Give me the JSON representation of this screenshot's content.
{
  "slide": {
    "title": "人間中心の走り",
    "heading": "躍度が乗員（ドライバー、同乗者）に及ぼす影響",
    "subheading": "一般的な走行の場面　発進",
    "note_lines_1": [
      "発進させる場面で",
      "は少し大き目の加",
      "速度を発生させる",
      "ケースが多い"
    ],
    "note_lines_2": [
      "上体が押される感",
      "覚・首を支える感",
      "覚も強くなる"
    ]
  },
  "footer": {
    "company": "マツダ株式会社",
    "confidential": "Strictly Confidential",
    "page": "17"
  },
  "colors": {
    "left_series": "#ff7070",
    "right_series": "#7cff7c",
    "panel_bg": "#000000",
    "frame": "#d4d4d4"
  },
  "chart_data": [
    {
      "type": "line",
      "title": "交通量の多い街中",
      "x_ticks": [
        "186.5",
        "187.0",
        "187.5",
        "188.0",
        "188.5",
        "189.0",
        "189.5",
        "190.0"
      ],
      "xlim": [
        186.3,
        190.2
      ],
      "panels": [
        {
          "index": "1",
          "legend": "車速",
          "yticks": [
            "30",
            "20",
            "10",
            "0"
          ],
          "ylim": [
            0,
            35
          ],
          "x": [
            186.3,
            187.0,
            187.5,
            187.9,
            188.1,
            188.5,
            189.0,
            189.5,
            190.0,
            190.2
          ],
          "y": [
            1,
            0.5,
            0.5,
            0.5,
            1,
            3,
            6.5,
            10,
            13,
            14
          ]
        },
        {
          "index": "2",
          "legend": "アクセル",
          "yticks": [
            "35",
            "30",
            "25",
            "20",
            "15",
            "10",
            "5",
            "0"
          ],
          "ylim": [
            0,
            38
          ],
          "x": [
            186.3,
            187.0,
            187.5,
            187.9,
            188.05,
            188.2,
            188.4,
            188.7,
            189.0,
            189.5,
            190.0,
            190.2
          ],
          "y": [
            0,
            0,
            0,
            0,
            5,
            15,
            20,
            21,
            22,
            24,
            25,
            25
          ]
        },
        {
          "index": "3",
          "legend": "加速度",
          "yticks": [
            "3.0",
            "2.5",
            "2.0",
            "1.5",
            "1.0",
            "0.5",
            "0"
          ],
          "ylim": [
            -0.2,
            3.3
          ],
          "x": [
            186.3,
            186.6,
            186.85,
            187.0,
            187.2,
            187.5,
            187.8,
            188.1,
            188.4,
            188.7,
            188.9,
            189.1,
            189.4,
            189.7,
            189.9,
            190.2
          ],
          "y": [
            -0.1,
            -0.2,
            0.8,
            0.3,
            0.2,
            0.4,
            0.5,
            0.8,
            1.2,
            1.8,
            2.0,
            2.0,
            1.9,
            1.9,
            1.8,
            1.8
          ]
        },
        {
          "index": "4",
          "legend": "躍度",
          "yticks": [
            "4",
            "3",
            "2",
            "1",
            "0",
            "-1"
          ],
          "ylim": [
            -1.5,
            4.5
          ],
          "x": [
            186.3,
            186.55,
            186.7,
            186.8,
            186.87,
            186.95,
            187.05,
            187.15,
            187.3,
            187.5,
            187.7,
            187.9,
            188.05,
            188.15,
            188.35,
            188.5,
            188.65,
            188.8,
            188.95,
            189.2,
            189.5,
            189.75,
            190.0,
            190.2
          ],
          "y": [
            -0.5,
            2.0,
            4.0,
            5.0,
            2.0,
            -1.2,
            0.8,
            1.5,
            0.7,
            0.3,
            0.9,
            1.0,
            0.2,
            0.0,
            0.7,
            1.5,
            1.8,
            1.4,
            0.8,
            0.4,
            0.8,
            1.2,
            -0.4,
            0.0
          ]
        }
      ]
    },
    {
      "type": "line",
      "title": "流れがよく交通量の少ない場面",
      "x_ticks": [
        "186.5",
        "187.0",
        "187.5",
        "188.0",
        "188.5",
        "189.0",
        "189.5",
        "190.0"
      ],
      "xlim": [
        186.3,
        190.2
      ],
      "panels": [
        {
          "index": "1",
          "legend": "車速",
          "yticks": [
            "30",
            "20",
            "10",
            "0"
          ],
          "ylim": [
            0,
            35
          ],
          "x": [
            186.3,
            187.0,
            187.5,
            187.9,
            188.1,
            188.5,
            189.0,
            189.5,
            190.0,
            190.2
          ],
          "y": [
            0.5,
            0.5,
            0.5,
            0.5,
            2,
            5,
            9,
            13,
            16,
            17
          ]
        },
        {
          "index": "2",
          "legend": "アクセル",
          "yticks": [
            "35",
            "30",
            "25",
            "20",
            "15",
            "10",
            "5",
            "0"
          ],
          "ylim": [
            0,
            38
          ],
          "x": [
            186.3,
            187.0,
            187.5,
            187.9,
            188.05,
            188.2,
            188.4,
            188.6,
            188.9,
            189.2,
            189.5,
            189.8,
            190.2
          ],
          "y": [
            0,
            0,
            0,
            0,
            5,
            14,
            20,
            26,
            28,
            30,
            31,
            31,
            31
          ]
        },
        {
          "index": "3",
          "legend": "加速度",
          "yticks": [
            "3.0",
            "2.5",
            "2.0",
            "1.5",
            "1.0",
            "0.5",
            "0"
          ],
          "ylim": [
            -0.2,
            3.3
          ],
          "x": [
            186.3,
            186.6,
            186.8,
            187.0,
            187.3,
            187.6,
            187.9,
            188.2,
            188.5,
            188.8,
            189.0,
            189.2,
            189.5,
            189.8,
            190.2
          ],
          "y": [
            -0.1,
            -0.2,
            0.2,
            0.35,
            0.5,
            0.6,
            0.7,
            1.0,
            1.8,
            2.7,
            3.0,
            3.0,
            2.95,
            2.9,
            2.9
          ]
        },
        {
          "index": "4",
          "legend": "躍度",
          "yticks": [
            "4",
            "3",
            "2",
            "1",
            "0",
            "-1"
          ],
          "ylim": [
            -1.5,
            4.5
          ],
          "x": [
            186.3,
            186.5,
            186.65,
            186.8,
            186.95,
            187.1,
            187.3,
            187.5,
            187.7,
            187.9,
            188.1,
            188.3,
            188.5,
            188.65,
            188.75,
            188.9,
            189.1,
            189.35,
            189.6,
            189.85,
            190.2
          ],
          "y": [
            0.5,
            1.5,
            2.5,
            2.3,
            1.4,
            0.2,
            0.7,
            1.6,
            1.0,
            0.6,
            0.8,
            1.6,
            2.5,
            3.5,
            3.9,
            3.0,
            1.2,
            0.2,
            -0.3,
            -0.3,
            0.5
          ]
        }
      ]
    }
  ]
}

...

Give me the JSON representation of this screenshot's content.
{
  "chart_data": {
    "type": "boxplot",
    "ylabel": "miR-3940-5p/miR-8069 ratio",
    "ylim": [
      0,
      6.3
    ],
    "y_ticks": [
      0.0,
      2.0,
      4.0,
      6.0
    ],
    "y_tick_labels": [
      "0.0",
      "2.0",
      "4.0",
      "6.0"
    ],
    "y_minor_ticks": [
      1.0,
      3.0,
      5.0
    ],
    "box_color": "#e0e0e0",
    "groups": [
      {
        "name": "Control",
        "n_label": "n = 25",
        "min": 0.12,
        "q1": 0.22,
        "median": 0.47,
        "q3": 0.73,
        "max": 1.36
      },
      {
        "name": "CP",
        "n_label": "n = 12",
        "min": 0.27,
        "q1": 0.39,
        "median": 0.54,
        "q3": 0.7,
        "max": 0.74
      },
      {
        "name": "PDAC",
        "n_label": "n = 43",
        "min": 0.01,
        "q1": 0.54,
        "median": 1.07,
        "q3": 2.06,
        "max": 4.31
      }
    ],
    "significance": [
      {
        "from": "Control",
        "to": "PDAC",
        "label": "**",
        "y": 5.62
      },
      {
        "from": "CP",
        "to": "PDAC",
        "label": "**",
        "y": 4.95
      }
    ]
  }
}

...

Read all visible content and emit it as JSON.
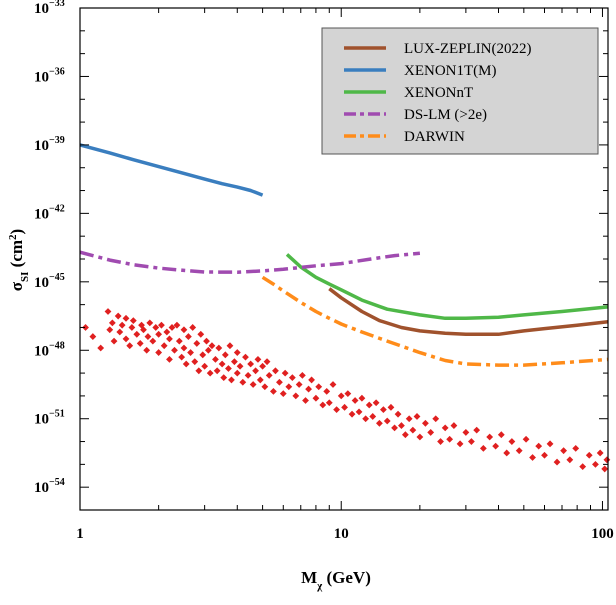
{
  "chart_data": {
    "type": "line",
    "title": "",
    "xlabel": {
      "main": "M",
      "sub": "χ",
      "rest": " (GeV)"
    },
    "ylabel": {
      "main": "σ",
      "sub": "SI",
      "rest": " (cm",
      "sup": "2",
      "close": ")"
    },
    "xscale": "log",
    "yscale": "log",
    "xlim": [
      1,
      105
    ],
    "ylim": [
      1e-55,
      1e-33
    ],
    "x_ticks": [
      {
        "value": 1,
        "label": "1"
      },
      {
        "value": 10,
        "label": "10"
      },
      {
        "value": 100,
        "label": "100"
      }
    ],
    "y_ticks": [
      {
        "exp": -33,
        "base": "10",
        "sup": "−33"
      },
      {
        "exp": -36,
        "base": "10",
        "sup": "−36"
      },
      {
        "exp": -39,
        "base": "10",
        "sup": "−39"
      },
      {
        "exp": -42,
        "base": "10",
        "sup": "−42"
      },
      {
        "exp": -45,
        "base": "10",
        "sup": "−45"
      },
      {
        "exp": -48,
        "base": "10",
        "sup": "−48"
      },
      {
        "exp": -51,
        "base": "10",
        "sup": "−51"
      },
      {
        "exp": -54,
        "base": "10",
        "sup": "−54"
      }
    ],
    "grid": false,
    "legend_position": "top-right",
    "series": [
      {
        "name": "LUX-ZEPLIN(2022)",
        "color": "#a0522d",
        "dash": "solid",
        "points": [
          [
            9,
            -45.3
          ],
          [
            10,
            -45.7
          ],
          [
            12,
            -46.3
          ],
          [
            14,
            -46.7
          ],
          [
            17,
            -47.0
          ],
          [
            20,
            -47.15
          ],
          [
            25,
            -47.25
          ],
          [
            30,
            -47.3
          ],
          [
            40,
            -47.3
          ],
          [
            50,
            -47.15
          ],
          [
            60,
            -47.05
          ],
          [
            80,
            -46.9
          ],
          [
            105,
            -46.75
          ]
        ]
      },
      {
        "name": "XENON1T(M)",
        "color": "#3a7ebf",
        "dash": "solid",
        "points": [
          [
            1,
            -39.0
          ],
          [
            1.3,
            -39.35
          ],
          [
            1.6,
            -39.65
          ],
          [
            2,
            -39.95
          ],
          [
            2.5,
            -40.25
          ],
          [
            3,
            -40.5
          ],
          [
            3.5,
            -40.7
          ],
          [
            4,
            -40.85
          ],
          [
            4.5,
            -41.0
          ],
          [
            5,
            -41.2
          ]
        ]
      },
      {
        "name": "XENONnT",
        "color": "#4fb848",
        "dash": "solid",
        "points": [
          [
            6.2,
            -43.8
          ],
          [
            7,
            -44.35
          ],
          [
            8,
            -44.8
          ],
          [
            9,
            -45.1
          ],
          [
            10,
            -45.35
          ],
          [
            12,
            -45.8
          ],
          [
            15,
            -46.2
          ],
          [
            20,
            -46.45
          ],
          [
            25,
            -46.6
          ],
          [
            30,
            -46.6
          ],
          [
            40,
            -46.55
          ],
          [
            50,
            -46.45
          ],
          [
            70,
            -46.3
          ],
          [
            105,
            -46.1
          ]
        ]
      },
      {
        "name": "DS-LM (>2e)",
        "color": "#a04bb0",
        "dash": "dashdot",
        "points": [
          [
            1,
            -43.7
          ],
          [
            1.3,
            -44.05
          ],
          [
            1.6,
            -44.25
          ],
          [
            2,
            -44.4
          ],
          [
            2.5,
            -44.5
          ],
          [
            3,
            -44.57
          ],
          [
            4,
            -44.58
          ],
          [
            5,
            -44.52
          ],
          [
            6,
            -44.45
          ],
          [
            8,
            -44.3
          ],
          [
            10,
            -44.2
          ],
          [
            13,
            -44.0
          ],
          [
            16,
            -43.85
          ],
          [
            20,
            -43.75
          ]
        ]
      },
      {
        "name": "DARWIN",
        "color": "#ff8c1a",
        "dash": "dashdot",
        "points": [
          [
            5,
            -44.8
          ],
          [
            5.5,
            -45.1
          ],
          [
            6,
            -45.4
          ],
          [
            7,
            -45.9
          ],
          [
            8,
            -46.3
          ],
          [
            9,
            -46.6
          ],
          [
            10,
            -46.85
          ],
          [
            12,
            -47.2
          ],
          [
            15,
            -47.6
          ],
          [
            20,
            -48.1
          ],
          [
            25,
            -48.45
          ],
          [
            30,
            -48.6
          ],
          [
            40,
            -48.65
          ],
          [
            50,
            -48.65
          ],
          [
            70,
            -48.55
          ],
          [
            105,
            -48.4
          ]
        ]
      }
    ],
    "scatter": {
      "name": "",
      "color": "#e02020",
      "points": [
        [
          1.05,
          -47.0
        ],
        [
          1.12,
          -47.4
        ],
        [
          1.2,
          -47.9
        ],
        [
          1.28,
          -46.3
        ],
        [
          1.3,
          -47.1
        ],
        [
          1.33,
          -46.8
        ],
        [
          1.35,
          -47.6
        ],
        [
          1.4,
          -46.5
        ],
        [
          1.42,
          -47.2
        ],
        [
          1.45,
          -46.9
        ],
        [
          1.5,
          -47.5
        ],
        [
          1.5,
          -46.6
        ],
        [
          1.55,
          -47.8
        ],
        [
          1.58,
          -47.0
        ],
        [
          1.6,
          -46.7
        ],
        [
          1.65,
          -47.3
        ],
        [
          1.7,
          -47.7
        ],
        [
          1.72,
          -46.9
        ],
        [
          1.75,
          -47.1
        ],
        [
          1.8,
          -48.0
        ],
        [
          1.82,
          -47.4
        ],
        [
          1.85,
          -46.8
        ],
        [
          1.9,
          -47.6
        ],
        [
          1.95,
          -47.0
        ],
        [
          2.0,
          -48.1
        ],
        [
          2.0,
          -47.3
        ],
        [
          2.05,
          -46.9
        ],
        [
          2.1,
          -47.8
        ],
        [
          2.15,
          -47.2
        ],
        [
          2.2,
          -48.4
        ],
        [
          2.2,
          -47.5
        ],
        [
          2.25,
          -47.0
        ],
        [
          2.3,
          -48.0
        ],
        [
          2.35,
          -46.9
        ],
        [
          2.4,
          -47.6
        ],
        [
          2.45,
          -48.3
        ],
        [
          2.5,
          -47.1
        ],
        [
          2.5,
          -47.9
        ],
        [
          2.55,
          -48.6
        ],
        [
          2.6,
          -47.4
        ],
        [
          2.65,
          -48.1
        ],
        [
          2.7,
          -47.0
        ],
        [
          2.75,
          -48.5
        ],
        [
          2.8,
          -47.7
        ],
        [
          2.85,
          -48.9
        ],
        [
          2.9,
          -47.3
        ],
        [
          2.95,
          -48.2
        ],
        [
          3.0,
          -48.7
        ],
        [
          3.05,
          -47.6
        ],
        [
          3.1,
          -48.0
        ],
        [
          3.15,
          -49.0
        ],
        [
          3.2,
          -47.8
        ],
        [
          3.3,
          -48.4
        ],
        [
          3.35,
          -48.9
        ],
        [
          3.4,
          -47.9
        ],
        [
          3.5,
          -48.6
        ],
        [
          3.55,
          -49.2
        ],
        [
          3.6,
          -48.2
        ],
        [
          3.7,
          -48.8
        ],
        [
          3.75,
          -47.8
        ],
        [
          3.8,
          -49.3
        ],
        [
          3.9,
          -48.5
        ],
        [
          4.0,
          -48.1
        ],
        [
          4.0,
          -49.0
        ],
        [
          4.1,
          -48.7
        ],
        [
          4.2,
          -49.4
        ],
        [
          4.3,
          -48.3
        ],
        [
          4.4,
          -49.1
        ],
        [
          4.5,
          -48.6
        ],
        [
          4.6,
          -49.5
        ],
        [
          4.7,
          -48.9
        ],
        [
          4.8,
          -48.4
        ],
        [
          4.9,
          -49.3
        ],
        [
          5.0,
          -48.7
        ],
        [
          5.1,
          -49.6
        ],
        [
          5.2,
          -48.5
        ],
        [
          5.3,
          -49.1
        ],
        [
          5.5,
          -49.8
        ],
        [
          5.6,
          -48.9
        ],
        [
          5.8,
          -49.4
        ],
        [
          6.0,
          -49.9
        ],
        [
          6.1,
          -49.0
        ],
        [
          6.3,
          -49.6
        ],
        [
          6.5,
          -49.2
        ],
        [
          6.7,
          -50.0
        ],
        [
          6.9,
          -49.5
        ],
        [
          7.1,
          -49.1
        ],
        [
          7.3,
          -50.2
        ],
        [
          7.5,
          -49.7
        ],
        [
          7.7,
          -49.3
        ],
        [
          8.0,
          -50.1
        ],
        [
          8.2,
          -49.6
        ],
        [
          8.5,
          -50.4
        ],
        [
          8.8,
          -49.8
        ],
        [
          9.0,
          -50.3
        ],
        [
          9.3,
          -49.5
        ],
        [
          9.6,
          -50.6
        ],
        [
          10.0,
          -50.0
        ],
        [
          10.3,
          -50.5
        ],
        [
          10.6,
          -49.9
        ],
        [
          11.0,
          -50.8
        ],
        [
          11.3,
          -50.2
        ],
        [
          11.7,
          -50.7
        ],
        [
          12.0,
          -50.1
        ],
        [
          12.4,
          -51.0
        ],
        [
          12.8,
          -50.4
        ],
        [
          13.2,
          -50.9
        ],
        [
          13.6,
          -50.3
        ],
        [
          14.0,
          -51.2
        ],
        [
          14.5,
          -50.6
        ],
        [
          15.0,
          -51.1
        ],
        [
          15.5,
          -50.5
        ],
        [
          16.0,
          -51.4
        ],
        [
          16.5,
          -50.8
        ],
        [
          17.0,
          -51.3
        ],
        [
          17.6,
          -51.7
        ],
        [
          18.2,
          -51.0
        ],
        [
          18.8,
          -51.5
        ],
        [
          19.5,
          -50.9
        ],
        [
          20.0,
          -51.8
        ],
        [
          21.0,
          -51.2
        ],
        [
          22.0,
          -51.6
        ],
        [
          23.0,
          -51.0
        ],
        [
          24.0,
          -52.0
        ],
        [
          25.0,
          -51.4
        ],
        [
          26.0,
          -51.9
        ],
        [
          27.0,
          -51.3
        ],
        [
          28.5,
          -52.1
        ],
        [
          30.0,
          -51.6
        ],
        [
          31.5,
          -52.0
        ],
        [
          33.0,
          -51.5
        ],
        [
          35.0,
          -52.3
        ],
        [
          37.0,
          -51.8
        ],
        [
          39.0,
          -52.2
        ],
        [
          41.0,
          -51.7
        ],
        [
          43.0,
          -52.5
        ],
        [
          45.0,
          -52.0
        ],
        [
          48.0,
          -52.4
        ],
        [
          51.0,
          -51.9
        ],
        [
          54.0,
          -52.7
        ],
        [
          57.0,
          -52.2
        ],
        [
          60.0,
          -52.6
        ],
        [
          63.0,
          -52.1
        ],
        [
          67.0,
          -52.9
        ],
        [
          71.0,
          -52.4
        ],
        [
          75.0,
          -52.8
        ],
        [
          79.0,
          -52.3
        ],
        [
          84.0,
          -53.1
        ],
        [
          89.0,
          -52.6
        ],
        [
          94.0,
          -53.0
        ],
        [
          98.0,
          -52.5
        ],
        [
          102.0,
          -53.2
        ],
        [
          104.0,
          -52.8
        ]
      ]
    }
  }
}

## AIM
Pick out every line with the string "ylabel" and copy it.

## EXERCISE RESPONSE
    "ylabel": "miR-3940-5p/miR-8069 ratio",
    "ylabel": {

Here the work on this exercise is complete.